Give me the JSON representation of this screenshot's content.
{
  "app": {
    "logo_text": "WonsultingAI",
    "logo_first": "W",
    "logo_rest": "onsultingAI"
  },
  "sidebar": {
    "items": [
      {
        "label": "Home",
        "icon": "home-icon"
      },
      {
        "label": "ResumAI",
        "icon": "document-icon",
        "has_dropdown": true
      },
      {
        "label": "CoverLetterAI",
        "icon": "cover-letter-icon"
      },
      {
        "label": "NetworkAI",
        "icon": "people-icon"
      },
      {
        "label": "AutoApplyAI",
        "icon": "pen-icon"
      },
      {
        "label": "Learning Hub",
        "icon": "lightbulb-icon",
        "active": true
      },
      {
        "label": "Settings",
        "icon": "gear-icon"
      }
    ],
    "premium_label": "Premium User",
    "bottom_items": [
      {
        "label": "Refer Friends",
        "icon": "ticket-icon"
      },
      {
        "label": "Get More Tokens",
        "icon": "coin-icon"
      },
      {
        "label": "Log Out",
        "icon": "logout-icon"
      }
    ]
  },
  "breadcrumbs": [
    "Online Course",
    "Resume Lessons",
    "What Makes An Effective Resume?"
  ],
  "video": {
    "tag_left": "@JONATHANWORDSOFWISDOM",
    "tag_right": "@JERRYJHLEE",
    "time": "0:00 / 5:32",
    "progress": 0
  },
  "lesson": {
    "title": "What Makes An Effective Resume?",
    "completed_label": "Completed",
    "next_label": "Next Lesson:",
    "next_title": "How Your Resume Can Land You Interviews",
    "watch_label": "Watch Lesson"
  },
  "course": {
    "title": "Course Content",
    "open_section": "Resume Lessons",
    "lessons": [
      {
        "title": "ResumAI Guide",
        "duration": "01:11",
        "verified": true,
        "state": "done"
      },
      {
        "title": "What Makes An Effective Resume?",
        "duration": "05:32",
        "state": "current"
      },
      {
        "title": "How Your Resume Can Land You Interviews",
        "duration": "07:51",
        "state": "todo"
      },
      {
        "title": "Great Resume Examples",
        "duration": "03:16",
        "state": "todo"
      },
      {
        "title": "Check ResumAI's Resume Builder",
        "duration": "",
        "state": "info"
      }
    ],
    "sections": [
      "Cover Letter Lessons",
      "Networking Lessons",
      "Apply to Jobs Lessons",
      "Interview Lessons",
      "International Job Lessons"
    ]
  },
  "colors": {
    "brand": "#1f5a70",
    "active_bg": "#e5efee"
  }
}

· · · ·

Copy out every line in the entries above that holds "Your".

    "next_title": "How Your Resume Can Land You Interviews",
        "title": "How Your Resume Can Land You Interviews",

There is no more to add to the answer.